[WRITTEN EXERCISE]
Find every line below that contains the word "structured" and copy it out.

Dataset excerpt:
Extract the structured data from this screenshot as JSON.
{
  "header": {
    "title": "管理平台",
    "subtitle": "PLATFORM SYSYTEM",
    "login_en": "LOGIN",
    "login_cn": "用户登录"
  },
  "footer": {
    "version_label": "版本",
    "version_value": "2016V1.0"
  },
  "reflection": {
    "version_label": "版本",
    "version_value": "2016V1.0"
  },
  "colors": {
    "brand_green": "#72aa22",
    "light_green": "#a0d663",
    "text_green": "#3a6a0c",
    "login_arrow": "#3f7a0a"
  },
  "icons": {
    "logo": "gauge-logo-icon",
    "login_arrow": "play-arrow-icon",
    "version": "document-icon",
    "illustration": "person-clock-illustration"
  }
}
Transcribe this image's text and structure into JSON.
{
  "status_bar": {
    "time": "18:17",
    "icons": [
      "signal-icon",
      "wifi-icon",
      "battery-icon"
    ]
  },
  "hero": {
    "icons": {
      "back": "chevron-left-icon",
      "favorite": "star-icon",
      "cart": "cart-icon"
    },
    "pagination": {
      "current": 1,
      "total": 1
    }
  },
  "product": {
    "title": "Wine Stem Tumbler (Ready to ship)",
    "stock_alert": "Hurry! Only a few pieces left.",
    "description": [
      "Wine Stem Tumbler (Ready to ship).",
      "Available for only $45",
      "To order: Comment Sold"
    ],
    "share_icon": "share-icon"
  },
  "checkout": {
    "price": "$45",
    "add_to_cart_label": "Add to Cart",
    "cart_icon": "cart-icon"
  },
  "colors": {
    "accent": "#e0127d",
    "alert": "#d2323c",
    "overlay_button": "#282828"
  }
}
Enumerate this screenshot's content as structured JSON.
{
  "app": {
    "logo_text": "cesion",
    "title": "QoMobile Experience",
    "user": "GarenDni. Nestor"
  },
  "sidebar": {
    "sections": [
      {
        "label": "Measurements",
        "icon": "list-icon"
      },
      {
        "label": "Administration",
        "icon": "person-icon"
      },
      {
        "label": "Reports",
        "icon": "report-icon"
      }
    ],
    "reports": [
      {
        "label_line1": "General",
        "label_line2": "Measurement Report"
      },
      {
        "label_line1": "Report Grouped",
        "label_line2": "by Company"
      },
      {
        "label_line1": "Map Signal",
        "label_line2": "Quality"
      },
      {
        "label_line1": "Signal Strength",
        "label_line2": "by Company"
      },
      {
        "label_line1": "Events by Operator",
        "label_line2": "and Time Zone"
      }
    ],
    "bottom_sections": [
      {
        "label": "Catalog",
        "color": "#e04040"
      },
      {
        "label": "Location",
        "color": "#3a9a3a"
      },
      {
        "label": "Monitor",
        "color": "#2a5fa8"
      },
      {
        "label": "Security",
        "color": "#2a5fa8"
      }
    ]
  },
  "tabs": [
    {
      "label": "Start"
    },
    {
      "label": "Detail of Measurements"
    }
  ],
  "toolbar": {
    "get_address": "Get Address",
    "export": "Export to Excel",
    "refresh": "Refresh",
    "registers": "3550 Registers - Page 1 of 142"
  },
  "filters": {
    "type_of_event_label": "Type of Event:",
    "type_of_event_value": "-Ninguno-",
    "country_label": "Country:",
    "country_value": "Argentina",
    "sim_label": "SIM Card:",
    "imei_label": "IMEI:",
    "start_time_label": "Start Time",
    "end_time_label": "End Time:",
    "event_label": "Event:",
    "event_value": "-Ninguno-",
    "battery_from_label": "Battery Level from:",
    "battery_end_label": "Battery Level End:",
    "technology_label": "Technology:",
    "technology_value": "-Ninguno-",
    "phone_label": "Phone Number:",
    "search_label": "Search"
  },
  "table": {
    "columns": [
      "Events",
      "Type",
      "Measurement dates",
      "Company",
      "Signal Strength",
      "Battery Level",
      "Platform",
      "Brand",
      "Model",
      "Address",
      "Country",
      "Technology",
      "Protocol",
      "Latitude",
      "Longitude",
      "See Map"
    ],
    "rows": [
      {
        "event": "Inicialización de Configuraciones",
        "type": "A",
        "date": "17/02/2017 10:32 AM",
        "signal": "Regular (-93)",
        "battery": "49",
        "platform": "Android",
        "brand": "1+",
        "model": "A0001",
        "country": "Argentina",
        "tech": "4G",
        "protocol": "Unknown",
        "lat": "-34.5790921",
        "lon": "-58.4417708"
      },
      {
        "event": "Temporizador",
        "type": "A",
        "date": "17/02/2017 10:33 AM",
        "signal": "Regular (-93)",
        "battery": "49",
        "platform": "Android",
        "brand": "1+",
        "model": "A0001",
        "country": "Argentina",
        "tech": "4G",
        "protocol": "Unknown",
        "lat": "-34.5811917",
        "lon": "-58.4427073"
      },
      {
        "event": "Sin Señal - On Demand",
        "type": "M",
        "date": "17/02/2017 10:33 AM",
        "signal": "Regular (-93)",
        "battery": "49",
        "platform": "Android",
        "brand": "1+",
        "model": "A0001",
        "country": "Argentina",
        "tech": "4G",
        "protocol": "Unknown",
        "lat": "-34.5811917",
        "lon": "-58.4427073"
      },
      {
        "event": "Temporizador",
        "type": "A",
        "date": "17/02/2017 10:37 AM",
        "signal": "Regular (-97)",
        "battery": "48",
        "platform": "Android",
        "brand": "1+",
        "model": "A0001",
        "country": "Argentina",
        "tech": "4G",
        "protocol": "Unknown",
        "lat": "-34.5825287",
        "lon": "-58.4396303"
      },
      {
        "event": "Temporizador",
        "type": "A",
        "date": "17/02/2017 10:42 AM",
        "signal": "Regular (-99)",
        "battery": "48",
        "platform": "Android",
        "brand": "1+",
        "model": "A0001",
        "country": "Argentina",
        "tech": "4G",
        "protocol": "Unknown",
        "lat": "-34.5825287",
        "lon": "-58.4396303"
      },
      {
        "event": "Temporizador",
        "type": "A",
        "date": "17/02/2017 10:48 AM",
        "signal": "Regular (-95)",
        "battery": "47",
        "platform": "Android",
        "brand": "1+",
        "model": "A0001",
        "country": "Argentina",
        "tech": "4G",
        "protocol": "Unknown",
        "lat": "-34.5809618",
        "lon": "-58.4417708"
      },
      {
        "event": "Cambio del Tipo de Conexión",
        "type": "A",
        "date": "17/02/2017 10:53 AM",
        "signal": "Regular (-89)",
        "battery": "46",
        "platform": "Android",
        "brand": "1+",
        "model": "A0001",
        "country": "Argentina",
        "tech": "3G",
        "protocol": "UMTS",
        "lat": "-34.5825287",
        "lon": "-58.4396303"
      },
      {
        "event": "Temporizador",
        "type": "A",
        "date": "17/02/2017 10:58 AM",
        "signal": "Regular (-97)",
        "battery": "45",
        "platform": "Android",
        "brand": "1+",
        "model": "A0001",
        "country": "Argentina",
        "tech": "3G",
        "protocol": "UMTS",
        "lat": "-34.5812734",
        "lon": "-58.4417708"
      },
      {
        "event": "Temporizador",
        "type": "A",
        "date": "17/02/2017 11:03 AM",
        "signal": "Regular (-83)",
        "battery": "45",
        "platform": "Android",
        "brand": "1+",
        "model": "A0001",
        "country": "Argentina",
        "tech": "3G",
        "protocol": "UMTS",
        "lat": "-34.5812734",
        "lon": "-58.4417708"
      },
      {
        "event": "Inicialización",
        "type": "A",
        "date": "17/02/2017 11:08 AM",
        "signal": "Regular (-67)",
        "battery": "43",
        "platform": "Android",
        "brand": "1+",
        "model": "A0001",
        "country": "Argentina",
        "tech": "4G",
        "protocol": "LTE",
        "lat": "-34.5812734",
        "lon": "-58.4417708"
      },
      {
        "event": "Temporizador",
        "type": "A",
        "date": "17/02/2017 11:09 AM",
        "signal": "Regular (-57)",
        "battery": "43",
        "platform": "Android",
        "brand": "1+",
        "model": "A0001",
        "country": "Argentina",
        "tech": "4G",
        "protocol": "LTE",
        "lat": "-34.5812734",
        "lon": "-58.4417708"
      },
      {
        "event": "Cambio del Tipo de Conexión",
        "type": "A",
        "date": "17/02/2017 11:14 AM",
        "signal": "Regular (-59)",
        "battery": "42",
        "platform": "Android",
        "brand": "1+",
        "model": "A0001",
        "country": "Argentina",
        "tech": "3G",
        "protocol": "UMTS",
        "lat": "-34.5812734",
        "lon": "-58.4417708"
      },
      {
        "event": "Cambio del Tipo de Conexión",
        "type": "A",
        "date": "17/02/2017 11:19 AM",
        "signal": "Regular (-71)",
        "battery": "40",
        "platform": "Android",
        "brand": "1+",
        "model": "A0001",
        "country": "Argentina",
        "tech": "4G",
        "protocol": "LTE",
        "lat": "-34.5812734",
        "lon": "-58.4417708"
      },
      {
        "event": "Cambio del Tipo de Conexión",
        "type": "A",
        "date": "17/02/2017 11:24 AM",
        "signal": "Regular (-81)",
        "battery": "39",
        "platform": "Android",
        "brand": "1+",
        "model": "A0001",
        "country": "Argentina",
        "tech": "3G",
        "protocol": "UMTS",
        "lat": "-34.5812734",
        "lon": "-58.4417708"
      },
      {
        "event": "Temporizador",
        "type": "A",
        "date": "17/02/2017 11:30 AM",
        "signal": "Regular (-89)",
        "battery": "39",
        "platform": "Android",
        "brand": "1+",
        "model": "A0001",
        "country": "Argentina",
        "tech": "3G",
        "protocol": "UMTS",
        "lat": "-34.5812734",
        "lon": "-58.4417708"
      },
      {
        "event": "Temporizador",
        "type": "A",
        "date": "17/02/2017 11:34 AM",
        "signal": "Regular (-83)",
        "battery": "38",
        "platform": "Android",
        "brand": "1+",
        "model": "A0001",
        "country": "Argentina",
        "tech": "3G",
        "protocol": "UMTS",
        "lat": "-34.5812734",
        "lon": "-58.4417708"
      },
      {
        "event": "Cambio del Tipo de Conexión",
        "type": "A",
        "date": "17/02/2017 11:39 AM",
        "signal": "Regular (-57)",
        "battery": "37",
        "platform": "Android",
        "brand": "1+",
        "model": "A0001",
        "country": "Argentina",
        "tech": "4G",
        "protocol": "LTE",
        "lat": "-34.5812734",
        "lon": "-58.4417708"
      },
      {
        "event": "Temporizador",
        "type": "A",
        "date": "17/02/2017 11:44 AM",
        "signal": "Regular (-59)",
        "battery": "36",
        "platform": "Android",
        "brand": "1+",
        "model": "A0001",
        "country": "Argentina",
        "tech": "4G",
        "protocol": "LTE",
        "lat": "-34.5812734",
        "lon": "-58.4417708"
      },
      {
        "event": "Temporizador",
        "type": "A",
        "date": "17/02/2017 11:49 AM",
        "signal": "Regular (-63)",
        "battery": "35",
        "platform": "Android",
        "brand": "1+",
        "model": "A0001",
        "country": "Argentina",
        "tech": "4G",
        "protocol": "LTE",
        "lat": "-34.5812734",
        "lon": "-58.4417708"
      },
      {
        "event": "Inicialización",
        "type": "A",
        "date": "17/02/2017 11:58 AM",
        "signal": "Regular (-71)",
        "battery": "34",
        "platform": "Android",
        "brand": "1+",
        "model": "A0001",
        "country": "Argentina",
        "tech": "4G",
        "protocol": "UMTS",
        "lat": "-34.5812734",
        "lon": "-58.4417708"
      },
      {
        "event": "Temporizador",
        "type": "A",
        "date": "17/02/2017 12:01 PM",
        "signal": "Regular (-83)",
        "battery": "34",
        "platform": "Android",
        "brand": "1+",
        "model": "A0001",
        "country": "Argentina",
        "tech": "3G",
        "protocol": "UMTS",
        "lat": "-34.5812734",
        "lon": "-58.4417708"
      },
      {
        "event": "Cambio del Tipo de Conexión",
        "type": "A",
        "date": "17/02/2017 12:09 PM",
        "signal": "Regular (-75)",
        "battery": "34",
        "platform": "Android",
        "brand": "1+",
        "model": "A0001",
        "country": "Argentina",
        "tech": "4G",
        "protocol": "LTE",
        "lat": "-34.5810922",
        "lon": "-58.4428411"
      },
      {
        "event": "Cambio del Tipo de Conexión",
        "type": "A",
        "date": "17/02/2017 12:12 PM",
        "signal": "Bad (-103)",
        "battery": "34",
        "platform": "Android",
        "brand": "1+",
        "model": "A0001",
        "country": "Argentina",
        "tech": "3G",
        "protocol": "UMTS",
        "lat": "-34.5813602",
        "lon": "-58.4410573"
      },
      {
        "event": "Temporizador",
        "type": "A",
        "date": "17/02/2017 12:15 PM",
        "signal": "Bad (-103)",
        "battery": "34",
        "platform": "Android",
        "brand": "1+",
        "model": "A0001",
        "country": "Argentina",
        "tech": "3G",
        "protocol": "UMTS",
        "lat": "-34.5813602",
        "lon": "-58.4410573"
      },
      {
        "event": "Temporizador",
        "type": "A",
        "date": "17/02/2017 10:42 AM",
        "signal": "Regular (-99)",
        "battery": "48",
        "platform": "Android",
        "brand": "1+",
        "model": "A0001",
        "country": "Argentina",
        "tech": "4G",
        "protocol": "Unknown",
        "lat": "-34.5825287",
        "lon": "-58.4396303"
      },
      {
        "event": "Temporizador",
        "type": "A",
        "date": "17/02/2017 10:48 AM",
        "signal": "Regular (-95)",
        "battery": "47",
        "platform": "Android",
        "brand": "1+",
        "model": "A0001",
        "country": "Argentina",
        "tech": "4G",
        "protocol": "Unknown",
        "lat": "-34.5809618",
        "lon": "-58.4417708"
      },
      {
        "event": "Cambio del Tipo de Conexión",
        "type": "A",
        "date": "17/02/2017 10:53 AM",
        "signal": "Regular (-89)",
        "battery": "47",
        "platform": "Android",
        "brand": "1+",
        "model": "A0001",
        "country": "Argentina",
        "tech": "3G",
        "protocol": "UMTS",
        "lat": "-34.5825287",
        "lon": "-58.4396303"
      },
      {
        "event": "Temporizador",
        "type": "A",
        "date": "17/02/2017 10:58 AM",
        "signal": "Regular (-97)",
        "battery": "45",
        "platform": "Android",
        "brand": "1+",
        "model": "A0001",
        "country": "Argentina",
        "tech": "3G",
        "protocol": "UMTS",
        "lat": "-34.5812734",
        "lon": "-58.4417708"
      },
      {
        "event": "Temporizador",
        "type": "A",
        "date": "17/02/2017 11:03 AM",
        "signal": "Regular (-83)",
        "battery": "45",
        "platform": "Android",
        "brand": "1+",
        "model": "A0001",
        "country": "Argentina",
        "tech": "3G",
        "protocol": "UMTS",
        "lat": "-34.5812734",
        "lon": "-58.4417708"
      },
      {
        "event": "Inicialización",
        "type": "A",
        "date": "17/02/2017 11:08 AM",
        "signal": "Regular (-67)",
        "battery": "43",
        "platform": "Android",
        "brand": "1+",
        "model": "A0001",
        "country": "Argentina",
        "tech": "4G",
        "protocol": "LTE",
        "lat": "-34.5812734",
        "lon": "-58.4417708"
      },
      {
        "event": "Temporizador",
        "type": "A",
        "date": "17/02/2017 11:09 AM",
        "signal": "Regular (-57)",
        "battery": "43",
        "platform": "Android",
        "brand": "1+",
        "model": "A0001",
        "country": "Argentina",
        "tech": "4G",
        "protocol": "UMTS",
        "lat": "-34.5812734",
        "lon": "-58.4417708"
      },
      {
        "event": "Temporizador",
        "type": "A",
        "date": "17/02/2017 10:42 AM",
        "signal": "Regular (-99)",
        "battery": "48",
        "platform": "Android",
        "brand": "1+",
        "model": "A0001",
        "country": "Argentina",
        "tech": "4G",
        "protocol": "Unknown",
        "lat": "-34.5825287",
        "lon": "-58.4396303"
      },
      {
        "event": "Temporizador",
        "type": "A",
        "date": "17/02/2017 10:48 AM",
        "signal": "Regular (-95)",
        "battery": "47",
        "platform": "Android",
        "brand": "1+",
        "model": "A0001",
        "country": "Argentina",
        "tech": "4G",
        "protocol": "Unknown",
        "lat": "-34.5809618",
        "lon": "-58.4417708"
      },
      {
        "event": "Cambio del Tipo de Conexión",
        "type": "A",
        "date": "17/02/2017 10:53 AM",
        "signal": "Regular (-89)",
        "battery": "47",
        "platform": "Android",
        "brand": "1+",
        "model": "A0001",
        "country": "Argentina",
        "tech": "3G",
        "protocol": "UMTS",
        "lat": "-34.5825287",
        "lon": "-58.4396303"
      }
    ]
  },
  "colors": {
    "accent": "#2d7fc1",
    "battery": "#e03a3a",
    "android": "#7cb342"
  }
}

[EXERCISE RESPONSE]
Extract the structured data from this screenshot as JSON.
Enumerate this screenshot's content as structured JSON.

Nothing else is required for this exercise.